_WRITTEN INSTRUCTION:_ Keep only the lines where "this" appears.

Dataset rows about figures:
>> Begin
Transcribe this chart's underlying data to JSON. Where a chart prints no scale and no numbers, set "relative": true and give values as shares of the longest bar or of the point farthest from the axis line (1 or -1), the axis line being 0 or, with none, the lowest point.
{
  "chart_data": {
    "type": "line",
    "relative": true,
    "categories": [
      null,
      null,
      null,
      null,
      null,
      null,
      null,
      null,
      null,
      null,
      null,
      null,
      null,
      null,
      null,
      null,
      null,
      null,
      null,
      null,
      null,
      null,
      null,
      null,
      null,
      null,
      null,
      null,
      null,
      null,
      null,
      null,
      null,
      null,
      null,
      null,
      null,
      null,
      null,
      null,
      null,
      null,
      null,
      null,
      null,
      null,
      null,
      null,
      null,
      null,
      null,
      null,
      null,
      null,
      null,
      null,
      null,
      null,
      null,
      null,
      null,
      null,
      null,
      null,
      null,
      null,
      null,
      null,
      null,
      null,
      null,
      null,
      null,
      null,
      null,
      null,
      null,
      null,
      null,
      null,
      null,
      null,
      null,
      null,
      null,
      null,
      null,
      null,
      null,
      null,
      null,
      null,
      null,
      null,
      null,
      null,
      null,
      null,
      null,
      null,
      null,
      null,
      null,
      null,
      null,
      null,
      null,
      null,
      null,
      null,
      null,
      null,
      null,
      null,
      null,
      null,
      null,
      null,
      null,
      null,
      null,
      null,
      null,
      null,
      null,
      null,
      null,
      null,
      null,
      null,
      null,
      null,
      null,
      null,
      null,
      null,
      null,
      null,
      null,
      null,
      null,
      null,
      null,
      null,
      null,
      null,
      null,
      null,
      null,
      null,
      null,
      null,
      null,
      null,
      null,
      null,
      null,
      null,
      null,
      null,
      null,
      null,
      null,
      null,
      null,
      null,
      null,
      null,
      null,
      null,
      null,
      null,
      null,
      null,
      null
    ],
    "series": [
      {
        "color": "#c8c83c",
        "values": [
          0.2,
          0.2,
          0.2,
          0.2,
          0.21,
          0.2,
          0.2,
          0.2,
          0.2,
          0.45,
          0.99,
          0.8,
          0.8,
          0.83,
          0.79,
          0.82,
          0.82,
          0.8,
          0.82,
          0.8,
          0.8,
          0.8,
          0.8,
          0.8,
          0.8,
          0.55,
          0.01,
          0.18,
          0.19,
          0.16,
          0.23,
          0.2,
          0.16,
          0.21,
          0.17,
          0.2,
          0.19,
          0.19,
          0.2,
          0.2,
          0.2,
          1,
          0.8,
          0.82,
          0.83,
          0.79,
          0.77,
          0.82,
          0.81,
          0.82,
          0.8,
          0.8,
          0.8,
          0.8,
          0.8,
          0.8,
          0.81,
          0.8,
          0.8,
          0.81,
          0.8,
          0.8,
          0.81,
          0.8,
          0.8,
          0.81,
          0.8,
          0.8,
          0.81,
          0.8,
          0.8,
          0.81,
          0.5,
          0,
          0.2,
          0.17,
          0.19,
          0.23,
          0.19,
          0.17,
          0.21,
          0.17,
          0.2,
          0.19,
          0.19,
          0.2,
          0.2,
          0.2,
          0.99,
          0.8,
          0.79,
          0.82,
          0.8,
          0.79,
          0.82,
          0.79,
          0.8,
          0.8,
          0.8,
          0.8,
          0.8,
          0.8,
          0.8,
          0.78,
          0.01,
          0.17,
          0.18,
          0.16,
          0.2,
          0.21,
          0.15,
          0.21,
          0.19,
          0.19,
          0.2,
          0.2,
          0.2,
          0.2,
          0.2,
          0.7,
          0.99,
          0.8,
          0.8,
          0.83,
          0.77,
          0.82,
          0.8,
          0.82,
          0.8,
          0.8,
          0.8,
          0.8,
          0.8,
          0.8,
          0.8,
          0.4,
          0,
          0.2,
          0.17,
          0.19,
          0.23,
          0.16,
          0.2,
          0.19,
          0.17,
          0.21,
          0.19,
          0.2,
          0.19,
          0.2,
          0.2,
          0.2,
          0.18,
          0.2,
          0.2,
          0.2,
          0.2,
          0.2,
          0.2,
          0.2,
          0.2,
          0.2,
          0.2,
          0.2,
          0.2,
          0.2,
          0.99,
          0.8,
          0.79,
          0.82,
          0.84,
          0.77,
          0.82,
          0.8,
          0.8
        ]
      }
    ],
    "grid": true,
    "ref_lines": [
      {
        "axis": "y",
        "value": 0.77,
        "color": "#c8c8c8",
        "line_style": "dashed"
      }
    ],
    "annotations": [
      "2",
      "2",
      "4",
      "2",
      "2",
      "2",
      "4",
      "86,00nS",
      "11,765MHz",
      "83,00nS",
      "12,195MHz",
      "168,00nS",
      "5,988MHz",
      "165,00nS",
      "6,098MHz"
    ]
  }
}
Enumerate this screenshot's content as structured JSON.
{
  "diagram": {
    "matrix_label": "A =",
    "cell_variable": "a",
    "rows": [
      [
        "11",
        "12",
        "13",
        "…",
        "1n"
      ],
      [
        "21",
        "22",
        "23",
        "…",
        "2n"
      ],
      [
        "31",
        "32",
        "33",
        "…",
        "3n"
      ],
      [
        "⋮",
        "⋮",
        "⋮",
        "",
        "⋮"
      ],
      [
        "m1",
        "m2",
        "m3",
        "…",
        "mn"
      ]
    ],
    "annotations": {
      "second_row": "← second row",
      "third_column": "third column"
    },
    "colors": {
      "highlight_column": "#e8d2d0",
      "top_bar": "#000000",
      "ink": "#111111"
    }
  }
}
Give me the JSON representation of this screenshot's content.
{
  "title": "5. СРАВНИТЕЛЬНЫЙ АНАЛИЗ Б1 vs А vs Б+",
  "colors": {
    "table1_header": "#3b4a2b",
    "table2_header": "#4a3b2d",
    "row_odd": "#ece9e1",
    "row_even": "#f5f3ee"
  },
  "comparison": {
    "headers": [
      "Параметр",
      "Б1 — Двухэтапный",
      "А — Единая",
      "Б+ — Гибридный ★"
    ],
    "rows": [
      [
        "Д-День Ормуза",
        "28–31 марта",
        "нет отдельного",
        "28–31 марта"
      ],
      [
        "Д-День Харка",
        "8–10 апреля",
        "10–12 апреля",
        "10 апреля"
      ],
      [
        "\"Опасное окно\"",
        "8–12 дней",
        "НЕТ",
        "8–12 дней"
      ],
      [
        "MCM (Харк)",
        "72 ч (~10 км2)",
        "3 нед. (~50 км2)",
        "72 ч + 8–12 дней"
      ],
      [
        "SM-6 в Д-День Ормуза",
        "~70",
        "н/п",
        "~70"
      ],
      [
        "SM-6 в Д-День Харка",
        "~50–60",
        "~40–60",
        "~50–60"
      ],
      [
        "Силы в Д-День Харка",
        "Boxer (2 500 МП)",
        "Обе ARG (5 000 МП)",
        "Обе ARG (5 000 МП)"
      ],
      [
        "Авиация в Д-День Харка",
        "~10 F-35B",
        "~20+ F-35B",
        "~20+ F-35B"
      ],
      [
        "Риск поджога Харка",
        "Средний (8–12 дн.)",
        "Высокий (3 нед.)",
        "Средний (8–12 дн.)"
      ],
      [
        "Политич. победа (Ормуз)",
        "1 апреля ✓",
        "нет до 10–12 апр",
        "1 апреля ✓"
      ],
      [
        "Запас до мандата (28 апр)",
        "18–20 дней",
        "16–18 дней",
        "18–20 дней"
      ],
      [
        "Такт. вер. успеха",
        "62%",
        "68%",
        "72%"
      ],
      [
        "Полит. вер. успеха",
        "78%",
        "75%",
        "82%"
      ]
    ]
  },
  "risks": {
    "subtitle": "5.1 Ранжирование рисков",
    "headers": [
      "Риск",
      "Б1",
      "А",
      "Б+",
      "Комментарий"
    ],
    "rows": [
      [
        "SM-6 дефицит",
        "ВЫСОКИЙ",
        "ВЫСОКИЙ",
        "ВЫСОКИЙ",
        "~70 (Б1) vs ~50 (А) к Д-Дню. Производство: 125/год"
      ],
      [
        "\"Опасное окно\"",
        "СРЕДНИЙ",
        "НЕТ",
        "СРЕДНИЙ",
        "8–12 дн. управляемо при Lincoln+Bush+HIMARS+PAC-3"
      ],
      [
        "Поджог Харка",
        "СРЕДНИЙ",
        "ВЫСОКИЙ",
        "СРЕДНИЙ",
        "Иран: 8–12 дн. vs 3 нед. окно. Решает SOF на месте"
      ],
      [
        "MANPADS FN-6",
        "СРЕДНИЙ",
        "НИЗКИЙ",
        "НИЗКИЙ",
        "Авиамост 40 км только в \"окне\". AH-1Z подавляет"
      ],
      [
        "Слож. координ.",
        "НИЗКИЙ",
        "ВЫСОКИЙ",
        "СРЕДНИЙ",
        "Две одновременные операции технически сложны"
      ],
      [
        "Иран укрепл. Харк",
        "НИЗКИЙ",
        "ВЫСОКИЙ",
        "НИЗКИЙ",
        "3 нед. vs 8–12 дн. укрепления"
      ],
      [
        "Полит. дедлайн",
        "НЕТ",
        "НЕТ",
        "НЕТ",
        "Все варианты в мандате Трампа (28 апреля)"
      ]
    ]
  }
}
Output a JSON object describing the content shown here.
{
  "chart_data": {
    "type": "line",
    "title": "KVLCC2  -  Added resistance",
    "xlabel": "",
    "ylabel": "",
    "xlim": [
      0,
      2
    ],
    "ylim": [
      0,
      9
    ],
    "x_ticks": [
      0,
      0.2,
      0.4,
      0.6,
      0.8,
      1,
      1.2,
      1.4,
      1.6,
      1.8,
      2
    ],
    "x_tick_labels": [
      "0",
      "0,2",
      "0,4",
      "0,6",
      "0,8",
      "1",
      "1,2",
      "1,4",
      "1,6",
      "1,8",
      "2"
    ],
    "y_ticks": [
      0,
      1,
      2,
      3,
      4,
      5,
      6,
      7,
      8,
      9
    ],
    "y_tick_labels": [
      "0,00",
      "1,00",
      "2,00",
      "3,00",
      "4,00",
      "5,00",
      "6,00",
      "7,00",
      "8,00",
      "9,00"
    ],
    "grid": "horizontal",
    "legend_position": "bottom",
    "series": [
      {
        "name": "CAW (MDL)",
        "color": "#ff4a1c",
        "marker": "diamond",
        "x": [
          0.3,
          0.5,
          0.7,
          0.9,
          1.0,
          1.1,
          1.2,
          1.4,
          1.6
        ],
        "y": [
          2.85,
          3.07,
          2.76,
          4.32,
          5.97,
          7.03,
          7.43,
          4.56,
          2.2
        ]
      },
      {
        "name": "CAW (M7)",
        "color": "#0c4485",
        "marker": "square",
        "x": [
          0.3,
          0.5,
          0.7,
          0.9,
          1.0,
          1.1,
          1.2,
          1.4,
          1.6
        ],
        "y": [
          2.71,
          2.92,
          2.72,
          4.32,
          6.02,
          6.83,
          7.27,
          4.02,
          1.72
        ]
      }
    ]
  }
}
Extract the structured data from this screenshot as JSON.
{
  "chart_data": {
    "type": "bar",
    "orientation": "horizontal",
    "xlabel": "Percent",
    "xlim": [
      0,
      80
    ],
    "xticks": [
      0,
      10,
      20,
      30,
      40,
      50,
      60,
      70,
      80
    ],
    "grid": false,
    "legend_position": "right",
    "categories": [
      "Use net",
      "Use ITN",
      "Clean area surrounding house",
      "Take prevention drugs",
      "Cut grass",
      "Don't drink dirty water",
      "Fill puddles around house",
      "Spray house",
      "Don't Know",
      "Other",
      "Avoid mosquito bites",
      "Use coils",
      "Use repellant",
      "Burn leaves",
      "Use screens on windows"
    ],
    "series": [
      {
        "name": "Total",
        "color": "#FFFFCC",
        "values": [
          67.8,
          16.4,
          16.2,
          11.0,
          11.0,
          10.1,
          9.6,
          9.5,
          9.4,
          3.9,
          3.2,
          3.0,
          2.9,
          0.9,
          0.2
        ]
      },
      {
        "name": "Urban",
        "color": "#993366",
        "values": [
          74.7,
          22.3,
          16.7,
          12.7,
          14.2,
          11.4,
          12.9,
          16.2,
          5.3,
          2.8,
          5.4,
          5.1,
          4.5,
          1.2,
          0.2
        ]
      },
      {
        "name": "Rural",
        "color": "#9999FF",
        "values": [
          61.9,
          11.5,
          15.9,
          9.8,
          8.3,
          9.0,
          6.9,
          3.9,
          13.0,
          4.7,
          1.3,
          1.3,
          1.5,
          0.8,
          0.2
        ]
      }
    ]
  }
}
>> End
_OUTPUT BELOW:_
Transcribe this chart's underlying data to JSON. Where a chart prints no scale and no numbers, set "relative": true and give values as shares of the longest bar or of the point farthest from the axis line (1 or -1), the axis line being 0 or, with none, the lowest point.
Enumerate this screenshot's content as structured JSON.
Give me the JSON representation of this screenshot's content.
Extract the structured data from this screenshot as JSON.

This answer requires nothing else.